To be done: Copy each line that has the string "Modulverwaltung" somewhere in it.

[Data entries]
◇ ◇ ◇

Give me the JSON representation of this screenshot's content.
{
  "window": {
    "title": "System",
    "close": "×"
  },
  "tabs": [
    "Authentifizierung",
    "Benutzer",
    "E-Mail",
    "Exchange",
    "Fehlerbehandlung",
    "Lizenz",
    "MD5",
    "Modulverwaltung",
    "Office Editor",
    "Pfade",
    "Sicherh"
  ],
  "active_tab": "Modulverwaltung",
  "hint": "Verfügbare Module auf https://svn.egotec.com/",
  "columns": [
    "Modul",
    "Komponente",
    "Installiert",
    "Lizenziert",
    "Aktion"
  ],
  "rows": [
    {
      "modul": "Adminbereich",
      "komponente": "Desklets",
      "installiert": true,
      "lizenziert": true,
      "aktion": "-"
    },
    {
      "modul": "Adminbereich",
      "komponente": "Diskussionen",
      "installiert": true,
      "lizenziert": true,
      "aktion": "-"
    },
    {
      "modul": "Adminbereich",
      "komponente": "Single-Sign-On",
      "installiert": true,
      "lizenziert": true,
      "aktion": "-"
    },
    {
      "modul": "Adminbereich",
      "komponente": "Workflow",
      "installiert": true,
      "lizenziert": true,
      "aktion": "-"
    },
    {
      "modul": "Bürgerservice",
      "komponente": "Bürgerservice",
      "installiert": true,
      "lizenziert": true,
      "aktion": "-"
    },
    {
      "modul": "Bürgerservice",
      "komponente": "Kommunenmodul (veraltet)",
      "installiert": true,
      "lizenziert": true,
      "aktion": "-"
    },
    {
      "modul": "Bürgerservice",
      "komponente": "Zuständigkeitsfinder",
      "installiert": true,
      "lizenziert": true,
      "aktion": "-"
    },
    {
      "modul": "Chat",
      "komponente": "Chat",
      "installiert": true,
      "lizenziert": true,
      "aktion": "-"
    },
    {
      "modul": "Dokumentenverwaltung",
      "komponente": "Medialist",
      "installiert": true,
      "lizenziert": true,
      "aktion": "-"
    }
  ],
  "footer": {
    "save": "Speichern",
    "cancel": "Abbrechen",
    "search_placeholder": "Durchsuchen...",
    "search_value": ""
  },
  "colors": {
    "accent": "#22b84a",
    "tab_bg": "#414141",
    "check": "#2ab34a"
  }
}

◇ ◇ ◇

Result:
    "Modulverwaltung",
  "active_tab": "Modulverwaltung",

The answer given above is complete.